Aim –
Read the data and repeat all of it exactly.

Available data –
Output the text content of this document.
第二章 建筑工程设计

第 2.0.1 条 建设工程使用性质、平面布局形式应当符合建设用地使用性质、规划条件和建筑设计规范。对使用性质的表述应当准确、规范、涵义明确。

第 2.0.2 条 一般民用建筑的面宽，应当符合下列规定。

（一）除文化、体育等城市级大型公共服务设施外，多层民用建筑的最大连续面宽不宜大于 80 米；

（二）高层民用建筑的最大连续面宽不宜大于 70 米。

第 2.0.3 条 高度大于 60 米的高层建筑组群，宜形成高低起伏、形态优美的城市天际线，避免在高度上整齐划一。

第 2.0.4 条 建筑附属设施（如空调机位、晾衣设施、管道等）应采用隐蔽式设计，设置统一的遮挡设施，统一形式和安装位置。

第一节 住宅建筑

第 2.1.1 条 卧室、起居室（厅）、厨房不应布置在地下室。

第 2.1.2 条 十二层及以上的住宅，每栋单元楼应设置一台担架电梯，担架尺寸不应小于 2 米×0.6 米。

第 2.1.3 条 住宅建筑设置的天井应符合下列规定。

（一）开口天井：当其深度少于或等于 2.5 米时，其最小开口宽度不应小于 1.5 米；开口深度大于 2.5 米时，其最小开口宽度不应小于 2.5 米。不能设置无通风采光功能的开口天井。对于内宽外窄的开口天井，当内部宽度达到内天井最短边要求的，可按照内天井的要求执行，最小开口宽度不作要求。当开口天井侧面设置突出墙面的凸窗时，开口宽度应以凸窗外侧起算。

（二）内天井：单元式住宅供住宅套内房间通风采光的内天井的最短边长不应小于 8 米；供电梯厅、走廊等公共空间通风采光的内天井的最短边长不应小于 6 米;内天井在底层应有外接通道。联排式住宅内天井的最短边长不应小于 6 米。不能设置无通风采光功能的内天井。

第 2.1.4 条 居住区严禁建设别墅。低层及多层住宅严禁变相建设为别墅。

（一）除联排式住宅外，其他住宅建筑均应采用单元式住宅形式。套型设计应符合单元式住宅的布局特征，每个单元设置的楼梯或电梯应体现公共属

Written response –
Output the text content of this document.
第二章 建筑工程设计

第 2.0.1 条 建设工程使用性质、平面布局形式应当符合建设用地使用性质、规划条件和建筑设计规范。对使用性质的表述应当准确、规范、涵义明确。

第 2.0.2 条 一般民用建筑的面宽，应当符合下列规定。

（一）除文化、体育等城市级大型公共服务设施外，多层民用建筑的最大连续面宽不宜大于 80 米；

（二）高层民用建筑的最大连续面宽不宜大于 70 米。

第 2.0.3 条 高度大于 60 米的高层建筑组群，宜形成高低起伏、形态优美的城市天际线，避免在高度上整齐划一。

第 2.0.4 条 建筑附属设施（如空调机位、晾衣设施、管道等）应采用隐蔽式设计，设置统一的遮挡设施，统一形式和安装位置。

第一节 住宅建筑

第 2.1.1 条 卧室、起居室（厅）、厨房不应布置在地下室。

第 2.1.2 条 十二层及以上的住宅，每栋单元楼应设置一台担架电梯，担架尺寸不应小于 2 米×0.6 米。

第 2.1.3 条 住宅建筑设置的天井应符合下列规定。

（一）开口天井：当其深度少于或等于 2.5 米时，其最小开口宽度不应小于 1.5 米；开口深度大于 2.5 米时，其最小开口宽度不应小于 2.5 米。不能设置无通风采光功能的开口天井。对于内宽外窄的开口天井，当内部宽度达到内天井最短边要求的，可按照内天井的要求执行，最小开口宽度不作要求。当开口天井侧面设置突出墙面的凸窗时，开口宽度应以凸窗外侧起算。

（二）内天井：单元式住宅供住宅套内房间通风采光的内天井的最短边长不应小于 8 米；供电梯厅、走廊等公共空间通风采光的内天井的最短边长不应小于 6 米;内天井在底层应有外接通道。联排式住宅内天井的最短边长不应小于 6 米。不能设置无通风采光功能的内天井。

第 2.1.4 条 居住区严禁建设别墅。低层及多层住宅严禁变相建设为别墅。

（一）除联排式住宅外，其他住宅建筑均应采用单元式住宅形式。套型设计应符合单元式住宅的布局特征，每个单元设置的楼梯或电梯应体现公共属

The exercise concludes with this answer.